| WHAT TO WORK ON |
How many lines of the material below contain the string "badge"? Give only the number.

| EXERCISE MATERIAL |
========

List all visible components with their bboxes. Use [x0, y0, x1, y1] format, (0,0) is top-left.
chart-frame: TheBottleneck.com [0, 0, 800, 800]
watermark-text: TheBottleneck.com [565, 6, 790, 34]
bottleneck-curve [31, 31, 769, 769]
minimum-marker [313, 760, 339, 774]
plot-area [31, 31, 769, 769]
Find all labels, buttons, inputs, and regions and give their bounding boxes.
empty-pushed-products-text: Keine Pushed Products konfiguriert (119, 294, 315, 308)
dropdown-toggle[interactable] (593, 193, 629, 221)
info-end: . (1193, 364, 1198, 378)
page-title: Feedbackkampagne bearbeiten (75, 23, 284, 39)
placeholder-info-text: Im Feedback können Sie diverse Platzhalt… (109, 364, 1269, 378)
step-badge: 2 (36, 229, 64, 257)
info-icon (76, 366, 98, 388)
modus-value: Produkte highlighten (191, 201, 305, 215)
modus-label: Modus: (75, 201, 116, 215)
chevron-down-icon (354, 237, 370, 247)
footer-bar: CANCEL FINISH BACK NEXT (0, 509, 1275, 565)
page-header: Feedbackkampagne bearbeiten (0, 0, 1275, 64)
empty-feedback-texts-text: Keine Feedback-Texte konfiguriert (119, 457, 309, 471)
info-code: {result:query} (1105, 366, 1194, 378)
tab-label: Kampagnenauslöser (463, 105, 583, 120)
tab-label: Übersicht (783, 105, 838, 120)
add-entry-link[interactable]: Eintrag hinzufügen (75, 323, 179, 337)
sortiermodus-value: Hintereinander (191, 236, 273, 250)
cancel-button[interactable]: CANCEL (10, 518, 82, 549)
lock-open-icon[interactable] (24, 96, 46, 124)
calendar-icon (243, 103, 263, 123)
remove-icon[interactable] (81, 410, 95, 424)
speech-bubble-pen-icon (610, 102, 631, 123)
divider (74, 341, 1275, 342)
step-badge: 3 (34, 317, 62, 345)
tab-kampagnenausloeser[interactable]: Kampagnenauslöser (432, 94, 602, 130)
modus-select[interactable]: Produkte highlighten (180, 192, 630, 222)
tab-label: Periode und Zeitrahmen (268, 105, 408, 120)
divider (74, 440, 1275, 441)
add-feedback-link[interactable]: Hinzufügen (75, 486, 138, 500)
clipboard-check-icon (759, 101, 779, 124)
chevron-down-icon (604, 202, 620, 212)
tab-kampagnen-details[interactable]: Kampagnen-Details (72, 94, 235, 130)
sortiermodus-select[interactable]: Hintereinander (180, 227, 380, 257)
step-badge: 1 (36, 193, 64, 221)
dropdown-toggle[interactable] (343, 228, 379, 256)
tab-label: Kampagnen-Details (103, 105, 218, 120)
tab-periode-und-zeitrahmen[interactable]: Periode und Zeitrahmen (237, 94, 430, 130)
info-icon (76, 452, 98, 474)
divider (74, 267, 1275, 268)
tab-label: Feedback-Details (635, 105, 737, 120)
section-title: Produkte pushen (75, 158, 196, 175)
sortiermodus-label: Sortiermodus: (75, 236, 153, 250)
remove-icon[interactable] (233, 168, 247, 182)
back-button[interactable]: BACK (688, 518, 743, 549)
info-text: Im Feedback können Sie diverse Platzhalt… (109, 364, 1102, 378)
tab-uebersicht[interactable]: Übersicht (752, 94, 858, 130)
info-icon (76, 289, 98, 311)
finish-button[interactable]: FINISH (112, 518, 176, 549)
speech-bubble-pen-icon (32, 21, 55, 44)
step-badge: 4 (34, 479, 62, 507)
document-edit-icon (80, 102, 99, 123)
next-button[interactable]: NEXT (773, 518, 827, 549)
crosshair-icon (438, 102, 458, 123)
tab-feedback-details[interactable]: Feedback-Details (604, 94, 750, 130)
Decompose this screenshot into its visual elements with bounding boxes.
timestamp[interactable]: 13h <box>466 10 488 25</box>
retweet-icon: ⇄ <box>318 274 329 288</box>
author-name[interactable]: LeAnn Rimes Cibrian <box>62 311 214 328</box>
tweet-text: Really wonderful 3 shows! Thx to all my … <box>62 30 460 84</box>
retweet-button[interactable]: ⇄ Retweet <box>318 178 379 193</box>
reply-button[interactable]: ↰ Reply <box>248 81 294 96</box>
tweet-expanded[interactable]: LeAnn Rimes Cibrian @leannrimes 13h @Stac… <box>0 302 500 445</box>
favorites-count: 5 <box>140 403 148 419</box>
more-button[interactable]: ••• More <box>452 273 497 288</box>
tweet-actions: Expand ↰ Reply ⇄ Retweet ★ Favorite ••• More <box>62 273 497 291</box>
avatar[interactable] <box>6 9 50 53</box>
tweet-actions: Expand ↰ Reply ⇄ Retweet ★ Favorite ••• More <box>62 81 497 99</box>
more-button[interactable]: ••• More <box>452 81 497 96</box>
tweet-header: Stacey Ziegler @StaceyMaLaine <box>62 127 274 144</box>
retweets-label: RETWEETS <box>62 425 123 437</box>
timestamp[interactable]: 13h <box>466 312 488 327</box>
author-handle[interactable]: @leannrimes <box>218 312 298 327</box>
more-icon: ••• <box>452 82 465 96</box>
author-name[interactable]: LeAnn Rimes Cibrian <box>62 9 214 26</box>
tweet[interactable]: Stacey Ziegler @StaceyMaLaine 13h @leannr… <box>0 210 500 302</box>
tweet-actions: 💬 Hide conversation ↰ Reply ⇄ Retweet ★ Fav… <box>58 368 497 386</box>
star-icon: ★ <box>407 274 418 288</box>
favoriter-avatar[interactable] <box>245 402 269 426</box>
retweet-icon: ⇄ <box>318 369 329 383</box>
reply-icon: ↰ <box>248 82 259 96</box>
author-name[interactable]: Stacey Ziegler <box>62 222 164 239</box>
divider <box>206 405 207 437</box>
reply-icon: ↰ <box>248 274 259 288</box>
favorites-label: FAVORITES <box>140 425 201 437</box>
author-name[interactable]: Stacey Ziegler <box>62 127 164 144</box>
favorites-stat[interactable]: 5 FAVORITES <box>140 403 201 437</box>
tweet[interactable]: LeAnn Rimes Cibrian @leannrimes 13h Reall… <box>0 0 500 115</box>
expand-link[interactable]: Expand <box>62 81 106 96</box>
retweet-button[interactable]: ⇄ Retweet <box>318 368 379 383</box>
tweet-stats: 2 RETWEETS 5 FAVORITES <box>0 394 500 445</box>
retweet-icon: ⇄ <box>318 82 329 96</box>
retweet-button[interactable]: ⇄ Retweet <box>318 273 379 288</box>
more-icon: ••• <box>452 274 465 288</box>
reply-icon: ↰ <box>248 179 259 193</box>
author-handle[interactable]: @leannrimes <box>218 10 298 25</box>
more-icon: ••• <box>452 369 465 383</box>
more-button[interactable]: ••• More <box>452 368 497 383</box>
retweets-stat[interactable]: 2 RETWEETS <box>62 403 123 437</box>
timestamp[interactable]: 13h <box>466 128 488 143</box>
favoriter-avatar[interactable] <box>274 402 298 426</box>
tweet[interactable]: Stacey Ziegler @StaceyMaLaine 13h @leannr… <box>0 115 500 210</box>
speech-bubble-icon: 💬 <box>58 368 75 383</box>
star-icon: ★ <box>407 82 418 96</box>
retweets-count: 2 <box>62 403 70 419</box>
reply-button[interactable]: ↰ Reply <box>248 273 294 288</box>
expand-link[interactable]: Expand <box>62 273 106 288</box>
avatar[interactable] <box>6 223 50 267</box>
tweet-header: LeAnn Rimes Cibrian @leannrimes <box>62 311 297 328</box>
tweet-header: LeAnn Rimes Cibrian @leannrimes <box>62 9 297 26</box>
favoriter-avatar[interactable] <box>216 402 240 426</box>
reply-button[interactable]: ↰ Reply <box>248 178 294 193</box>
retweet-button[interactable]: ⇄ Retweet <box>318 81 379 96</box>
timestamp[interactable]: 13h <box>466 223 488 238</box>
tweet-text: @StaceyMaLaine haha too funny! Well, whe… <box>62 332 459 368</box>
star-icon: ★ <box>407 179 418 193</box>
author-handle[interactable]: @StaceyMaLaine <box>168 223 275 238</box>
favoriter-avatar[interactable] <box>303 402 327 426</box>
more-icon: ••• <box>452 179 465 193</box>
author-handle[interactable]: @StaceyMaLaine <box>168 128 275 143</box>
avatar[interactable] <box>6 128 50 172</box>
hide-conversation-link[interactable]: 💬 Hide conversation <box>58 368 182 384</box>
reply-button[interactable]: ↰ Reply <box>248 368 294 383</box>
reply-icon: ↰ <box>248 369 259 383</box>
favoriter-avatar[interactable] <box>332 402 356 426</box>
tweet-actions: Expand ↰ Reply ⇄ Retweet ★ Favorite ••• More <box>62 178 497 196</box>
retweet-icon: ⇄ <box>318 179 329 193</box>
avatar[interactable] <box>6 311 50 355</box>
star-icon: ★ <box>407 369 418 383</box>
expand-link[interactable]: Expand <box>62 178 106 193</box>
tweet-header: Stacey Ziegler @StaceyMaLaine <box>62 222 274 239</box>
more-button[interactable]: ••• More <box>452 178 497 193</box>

========

| RESULT BELOW |
4